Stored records

#####

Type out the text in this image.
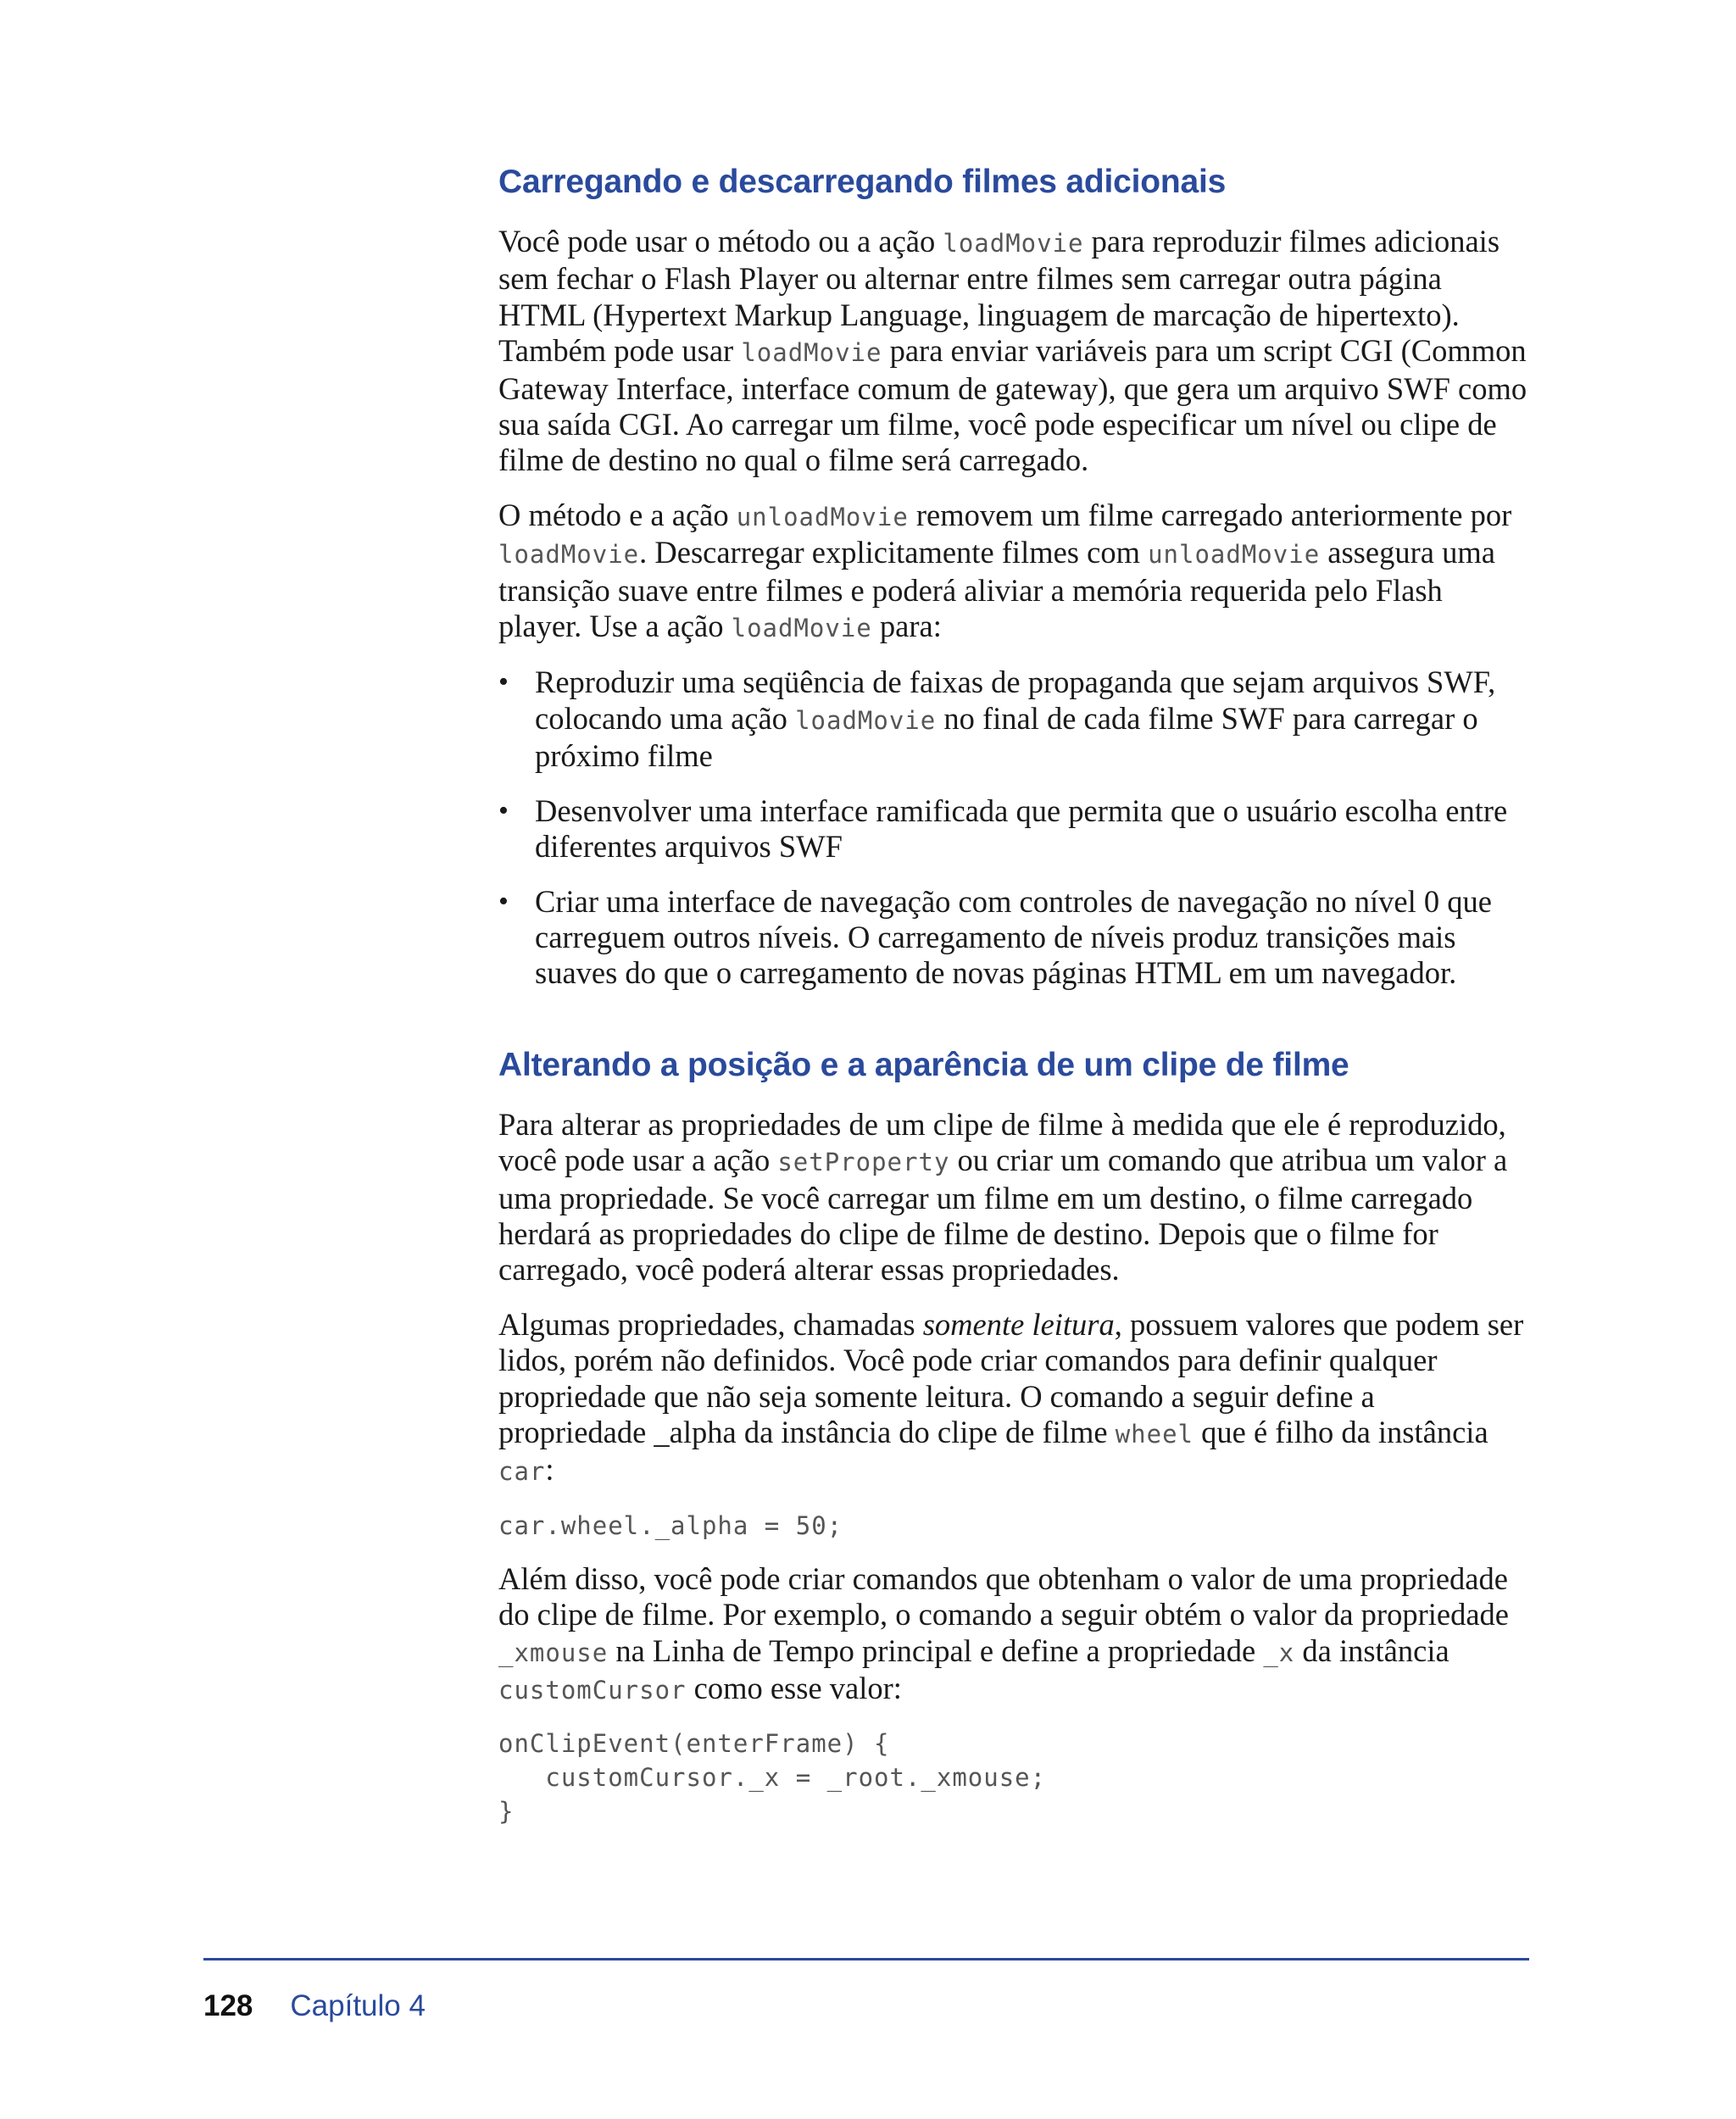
Carregando e descarregando filmes adicionais

Você pode usar o método ou a ação loadMovie para reproduzir filmes adicionais sem fechar o Flash Player ou alternar entre filmes sem carregar outra página HTML (Hypertext Markup Language, linguagem de marcação de hipertexto). Também pode usar loadMovie para enviar variáveis para um script CGI (Common Gateway Interface, interface comum de gateway), que gera um arquivo SWF como sua saída CGI. Ao carregar um filme, você pode especificar um nível ou clipe de filme de destino no qual o filme será carregado.

O método e a ação unloadMovie removem um filme carregado anteriormente por loadMovie. Descarregar explicitamente filmes com unloadMovie assegura uma transição suave entre filmes e poderá aliviar a memória requerida pelo Flash player. Use a ação loadMovie para:

• Reproduzir uma seqüência de faixas de propaganda que sejam arquivos SWF, colocando uma ação loadMovie no final de cada filme SWF para carregar o próximo filme
• Desenvolver uma interface ramificada que permita que o usuário escolha entre diferentes arquivos SWF
• Criar uma interface de navegação com controles de navegação no nível 0 que carreguem outros níveis. O carregamento de níveis produz transições mais suaves do que o carregamento de novas páginas HTML em um navegador.
Alterando a posição e a aparência de um clipe de filme

Para alterar as propriedades de um clipe de filme à medida que ele é reproduzido, você pode usar a ação setProperty ou criar um comando que atribua um valor a uma propriedade. Se você carregar um filme em um destino, o filme carregado herdará as propriedades do clipe de filme de destino. Depois que o filme for carregado, você poderá alterar essas propriedades.

Algumas propriedades, chamadas somente leitura, possuem valores que podem ser lidos, porém não definidos. Você pode criar comandos para definir qualquer propriedade que não seja somente leitura. O comando a seguir define a propriedade _alpha da instância do clipe de filme wheel que é filho da instância car:

car.wheel._alpha = 50;

Além disso, você pode criar comandos que obtenham o valor de uma propriedade do clipe de filme. Por exemplo, o comando a seguir obtém o valor da propriedade _xmouse na Linha de Tempo principal e define a propriedade _x da instância customCursor como esse valor:

onClipEvent(enterFrame) {
customCursor._x = _root._xmouse;
}
128 Capítulo 4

#####

Find the word "define" in the data and show each line that holds it.

Algumas propriedades, chamadas somente leitura, possuem valores que podem ser lidos, porém não definidos. Você pode criar comandos para definir qualquer propriedade que não seja somente leitura. O comando a seguir define a propriedade _alpha da instância do clipe de filme wheel que é filho da instância car:
Além disso, você pode criar comandos que obtenham o valor de uma propriedade do clipe de filme. Por exemplo, o comando a seguir obtém o valor da propriedade _xmouse na Linha de Tempo principal e define a propriedade _x da instância customCursor como esse valor:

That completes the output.